INSTRUCTIONS
a) Answer these about the paper on integrated learning design, one line each:
(i) What does the abbreviation ILDE stand for?
(ii) At which university is Abelardo Pardo based?
(iii) In what kind of scenario is the proposed extension illustrated?
b) How would you put this sentence from the paper on integrated learning design into Spanish: "ILDE is a community platform where teachers can design learning activities using multiple authoring tools."

SOURCE EXTRACT
═══

=Paper=
{{Paper
|id=Vol-1601/CrossLAK16Paper14
|storemode=property
|title=Towards Integrated Learning Design with Across-spaces Learning Analytics: A Flipped Classroom Example
|pdfUrl=https://ceur-ws.org/Vol-1601/CrossLAK16Paper14.pdf
|volume=Vol-1601
|authors=Davinia Hernández-Leo,Abelardo Pardo
|dblpUrl=https://dblp.org/rec/conf/lak/Hernandez-LeoP16
}}
==Towards Integrated Learning Design with Across-spaces Learning Analytics: A Flipped Classroom Example==
https://ceur-ws.org/Vol-1601/CrossLAK16Paper14.pdf
Towards integrated learning design with across-spaces learning
analytics: a flipped classroom example
Davinia Hernández-Leo, Serra Húnter Fellow, ICT Department, Universitat Pompeu Fabra, Barcelona,
davinia.hernandez@upf.edu
Abelardo Pardo, Faculty of Engineering & Information Technologies, The University of Sydney, Australia,
abelardo.pardo@sydney.edu
Abstract: In this paper we discuss work in progress regarding the integration of learning
analytics and learning design in the frame of the Integrated Learning Design Environment
(ILDE). ILDE is a community platform where teachers can design learning activities using
multiple authoring tools. Authoring tools can be generic, meaning that designs authored can
be deployed in multiple learning systems, or specific, when designs authored can be deployed
in particular systems (e.g., mobile learning applications). These particular systems may be
devoted to supporting activities in specific virtual or physical spaces. For across-spaces
learning designs involving multiple systems to support activities in diverse spaces, ILDE
enables the selection and articulation of multiple authoring tools in what we call “design
workflows”. This paper argues that this integrated approach to learning design can also benefit
an articulated, meaningful interpretation of learning analytics across-spaces. This calls for an
extension of ILDE incorporating learning analytics. The proposed extension is illustrated with
activities across-spaces in a flipped classroom scenario.

═══

DATA PROVIDED
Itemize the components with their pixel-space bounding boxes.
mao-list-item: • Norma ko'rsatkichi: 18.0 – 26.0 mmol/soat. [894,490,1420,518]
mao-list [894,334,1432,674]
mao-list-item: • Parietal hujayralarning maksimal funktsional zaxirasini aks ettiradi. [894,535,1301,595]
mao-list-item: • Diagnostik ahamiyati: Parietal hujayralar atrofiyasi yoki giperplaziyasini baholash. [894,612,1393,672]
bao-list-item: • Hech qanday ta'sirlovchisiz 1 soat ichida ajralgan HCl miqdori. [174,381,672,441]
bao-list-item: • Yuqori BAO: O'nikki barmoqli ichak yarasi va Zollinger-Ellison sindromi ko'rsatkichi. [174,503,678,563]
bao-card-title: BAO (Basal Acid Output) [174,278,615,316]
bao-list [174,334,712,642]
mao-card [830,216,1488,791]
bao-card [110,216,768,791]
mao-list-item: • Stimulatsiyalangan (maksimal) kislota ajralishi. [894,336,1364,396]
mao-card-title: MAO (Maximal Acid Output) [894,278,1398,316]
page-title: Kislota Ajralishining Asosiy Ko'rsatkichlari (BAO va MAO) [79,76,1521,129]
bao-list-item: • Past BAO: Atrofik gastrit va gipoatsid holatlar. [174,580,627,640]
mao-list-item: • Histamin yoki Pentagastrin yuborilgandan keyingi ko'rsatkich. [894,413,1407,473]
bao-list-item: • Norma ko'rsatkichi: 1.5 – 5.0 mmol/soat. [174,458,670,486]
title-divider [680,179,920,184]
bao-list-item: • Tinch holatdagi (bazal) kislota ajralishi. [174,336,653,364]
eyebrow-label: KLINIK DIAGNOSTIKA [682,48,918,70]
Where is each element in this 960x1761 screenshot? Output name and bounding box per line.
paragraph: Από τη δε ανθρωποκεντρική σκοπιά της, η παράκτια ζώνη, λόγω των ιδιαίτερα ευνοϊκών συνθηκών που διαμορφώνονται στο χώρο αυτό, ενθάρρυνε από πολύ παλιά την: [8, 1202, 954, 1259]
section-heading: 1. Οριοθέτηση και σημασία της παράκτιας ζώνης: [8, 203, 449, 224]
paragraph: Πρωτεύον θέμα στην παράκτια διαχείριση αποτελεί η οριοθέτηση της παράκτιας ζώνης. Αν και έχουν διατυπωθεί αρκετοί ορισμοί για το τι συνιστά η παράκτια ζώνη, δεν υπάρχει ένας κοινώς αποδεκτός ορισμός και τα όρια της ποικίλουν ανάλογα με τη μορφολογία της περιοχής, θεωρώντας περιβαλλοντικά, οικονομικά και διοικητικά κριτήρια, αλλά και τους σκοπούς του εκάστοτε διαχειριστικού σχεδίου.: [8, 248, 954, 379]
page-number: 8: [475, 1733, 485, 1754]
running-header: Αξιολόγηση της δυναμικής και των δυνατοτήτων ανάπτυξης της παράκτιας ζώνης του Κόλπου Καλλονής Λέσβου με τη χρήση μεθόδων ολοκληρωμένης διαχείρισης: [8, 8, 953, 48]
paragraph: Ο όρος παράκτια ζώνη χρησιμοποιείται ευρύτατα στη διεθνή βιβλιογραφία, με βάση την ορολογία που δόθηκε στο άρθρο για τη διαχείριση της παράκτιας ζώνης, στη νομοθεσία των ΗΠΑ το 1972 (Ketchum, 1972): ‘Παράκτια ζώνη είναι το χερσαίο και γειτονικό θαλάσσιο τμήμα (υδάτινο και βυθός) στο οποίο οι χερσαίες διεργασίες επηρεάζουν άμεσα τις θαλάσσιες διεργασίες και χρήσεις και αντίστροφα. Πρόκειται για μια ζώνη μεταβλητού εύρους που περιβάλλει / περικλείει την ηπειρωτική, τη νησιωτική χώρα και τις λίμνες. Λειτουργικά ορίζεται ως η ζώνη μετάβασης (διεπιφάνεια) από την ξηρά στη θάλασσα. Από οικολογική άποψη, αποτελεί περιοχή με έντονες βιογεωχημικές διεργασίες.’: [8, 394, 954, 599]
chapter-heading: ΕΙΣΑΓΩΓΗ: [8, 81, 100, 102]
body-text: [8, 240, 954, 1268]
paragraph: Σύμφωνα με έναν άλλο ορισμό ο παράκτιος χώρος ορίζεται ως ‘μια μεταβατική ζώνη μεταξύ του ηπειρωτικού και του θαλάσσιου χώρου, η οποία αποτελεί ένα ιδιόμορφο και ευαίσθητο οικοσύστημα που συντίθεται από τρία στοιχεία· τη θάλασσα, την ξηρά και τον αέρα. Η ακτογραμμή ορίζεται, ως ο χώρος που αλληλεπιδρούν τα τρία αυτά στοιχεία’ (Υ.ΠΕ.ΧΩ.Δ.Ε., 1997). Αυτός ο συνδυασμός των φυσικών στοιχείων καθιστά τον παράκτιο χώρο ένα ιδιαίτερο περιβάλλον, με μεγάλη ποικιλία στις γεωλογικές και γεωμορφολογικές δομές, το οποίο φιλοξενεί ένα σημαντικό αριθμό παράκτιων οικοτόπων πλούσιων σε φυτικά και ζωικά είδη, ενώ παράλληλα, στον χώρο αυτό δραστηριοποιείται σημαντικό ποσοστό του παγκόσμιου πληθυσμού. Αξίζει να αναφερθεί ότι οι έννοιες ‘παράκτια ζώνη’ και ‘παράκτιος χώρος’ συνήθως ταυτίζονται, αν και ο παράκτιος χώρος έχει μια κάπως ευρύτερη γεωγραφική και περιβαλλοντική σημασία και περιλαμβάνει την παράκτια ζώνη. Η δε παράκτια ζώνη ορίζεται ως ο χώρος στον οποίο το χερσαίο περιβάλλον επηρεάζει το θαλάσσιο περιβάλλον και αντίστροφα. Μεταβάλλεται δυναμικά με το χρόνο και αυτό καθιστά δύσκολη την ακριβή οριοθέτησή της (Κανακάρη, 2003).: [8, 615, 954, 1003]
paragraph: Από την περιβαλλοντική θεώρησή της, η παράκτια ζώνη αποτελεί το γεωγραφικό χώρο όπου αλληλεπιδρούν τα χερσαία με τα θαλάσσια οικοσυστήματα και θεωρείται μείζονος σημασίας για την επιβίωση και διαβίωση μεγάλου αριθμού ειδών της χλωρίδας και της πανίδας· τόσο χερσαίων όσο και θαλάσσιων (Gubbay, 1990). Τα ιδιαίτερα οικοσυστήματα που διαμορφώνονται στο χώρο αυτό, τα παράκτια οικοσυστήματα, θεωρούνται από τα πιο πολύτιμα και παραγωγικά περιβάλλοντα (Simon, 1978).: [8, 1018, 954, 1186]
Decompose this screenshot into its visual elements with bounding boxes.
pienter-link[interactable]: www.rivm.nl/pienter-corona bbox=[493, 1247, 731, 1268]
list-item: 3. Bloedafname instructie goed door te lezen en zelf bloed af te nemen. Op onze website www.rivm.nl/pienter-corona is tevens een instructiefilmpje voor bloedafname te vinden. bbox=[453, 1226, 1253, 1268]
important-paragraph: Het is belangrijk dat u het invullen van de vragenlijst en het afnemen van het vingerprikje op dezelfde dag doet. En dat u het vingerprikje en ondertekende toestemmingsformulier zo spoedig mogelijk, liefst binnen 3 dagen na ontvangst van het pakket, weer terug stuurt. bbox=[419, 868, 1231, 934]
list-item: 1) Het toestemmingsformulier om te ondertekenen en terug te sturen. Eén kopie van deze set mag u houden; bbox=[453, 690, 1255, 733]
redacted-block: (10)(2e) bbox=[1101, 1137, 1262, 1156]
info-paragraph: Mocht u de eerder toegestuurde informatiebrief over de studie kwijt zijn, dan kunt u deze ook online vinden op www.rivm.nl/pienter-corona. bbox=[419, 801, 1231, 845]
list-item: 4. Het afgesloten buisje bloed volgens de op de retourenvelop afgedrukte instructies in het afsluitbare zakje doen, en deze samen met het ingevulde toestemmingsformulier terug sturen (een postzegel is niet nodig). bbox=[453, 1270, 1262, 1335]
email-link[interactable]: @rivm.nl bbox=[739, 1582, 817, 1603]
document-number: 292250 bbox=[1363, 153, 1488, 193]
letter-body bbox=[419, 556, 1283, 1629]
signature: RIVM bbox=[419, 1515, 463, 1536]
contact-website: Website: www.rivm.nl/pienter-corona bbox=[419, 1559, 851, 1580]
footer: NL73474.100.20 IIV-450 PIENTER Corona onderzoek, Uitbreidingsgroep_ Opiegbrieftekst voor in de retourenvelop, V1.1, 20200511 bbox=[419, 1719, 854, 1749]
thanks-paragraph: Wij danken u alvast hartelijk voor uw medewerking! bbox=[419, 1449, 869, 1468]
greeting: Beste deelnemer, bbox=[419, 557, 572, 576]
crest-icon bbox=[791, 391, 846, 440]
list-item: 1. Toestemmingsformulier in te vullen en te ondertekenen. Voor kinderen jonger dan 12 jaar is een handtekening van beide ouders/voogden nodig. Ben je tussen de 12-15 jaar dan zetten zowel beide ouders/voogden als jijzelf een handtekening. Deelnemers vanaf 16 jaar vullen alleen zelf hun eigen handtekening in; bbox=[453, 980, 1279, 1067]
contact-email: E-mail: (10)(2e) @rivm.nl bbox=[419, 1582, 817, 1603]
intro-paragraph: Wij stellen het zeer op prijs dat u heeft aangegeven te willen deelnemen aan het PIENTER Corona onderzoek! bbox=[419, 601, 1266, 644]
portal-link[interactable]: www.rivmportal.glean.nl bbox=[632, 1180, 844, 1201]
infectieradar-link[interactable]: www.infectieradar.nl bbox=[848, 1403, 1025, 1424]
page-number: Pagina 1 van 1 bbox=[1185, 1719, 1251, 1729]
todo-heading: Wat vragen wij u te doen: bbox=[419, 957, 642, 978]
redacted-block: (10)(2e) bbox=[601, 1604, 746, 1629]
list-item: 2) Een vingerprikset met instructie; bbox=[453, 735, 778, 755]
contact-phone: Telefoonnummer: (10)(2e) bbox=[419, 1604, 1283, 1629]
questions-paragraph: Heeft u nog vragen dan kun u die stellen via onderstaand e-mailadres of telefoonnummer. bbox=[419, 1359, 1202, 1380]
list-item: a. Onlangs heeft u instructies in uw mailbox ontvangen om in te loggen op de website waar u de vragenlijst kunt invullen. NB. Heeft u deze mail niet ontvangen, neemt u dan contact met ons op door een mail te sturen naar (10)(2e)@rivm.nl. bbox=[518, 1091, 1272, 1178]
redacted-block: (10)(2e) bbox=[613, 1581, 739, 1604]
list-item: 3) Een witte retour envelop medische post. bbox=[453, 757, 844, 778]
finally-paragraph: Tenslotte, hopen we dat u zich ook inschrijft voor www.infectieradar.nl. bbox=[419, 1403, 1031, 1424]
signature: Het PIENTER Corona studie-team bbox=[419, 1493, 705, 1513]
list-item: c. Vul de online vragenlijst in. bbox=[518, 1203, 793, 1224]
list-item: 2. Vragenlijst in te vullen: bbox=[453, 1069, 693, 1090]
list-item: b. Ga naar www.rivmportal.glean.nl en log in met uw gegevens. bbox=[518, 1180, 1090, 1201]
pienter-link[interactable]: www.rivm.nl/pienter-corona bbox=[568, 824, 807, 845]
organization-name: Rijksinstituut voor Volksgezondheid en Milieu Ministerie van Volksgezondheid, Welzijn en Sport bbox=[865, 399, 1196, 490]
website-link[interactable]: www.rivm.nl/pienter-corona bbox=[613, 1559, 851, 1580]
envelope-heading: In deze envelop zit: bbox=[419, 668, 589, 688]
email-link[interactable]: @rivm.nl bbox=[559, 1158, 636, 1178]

═══

RESPONSES IN ORDER
a)
(i) Integrated Learning Design Environment
(ii) The University of Sydney
(iii) A flipped classroom scenario

b) ILDE es una plataforma comunitaria donde los docentes pueden diseñar actividades de aprendizaje utilizando múltiples herramientas de autoría.